Rows from a figure dataset
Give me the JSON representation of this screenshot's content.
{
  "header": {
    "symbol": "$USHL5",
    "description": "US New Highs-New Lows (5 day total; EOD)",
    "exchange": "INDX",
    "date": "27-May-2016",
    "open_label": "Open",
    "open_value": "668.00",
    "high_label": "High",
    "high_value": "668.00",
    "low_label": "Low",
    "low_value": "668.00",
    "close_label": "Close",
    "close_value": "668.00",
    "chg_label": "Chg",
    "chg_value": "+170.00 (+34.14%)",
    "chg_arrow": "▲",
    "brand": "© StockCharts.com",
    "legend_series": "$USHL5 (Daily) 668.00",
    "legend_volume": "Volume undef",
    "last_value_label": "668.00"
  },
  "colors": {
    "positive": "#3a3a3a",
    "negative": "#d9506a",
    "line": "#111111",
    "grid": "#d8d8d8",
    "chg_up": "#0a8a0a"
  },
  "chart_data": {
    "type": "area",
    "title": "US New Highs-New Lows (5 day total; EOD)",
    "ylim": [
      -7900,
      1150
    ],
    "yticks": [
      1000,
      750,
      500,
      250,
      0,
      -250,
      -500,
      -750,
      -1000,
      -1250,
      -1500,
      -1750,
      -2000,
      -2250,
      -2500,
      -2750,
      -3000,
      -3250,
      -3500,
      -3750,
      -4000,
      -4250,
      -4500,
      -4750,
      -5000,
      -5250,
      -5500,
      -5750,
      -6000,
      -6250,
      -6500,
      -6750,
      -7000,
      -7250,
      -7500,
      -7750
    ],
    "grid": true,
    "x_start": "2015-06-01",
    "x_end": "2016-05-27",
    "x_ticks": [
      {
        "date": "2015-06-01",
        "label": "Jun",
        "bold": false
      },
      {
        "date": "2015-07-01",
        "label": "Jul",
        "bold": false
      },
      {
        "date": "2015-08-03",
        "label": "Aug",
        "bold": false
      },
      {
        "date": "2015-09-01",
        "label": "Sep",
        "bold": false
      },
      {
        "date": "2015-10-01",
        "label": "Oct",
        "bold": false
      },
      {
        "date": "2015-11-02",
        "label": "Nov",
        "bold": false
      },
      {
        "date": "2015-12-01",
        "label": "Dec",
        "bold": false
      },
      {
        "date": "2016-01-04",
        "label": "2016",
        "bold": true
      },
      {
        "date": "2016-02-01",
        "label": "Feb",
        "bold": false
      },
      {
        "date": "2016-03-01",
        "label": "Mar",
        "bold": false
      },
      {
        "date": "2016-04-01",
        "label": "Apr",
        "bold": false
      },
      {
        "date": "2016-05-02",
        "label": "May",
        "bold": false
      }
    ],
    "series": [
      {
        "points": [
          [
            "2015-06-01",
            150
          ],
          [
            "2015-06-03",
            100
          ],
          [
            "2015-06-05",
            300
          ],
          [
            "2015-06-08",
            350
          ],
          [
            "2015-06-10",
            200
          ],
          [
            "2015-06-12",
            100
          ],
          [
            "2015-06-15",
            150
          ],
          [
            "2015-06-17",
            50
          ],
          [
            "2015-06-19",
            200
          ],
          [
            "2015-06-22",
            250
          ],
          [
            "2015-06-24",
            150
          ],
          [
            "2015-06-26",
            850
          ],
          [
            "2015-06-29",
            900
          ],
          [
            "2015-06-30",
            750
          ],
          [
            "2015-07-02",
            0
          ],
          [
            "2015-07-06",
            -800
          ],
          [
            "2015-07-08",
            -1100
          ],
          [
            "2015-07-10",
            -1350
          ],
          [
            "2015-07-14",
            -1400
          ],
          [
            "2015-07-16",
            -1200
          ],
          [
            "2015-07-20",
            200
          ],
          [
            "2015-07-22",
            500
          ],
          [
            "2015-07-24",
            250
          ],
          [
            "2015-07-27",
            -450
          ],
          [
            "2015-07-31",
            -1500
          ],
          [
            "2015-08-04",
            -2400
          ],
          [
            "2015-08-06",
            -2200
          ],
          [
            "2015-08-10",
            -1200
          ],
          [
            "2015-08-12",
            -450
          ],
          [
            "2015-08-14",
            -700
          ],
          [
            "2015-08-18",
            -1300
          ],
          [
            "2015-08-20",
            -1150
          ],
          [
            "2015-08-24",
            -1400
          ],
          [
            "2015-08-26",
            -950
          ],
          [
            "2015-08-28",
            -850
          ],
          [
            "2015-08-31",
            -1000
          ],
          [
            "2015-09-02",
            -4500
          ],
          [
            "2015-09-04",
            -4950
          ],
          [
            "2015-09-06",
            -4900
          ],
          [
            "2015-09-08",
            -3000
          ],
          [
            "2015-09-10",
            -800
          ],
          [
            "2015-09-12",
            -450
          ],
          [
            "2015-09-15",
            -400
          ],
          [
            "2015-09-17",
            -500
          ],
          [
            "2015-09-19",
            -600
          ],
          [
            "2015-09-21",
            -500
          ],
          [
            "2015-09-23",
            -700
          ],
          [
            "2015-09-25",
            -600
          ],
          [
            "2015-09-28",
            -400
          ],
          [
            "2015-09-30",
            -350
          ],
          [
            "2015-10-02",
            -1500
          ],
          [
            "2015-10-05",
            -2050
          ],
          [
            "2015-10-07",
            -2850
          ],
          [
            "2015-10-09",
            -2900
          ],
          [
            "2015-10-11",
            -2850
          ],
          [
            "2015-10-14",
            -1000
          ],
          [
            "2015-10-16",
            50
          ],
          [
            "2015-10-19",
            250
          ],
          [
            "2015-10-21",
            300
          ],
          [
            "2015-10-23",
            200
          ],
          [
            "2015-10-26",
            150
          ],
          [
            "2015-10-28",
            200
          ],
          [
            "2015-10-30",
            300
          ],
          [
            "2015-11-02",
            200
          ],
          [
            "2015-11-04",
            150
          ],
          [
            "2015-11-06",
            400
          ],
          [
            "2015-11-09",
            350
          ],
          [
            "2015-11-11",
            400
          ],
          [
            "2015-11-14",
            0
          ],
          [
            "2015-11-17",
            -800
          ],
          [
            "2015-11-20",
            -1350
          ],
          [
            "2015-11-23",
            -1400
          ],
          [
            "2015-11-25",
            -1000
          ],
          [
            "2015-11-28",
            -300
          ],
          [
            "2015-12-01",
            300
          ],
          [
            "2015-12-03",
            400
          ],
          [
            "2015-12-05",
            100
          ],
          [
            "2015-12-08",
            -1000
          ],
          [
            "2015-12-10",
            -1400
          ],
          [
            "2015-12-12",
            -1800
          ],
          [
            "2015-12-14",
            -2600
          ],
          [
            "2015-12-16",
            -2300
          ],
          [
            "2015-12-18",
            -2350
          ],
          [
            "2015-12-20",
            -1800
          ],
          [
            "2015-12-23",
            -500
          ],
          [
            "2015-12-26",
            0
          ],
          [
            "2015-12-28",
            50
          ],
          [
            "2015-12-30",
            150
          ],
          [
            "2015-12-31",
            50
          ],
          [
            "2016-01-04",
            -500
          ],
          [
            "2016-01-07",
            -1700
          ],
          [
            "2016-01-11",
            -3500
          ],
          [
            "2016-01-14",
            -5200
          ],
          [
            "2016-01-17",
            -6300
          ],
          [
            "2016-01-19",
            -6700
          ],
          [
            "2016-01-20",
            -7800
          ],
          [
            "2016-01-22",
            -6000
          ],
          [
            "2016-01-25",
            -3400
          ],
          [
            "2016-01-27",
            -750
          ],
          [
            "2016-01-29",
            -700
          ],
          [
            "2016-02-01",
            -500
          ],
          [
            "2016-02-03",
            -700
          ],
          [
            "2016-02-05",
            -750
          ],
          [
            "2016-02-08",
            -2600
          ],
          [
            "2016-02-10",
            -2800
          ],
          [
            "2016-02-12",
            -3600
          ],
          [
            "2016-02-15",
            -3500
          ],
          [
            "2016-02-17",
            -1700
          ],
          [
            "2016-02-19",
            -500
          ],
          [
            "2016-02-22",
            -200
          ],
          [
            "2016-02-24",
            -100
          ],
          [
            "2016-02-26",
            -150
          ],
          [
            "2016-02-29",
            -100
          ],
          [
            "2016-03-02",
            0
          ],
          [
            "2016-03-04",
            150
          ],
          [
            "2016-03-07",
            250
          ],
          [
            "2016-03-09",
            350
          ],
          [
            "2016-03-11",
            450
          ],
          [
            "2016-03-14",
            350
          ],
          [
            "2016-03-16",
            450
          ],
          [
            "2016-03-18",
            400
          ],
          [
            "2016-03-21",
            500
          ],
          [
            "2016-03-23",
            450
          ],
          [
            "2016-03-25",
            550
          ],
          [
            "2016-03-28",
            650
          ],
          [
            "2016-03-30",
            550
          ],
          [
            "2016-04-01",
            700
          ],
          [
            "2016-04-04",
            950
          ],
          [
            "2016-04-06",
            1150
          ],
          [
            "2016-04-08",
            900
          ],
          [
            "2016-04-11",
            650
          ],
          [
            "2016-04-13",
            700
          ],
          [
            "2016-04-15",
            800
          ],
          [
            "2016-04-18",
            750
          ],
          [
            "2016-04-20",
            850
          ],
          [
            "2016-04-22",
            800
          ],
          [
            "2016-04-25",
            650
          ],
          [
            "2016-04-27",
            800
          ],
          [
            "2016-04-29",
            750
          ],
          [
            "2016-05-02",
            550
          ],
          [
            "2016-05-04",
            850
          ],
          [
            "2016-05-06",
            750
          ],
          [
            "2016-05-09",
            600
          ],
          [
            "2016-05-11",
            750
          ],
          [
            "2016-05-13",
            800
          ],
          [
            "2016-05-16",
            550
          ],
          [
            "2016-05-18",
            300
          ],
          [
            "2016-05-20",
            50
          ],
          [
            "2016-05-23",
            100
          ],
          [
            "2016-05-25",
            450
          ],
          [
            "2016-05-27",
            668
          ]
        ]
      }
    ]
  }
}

## Your task
The word "Highs" appears in how many lines of the records? Give the number only.

## In response
2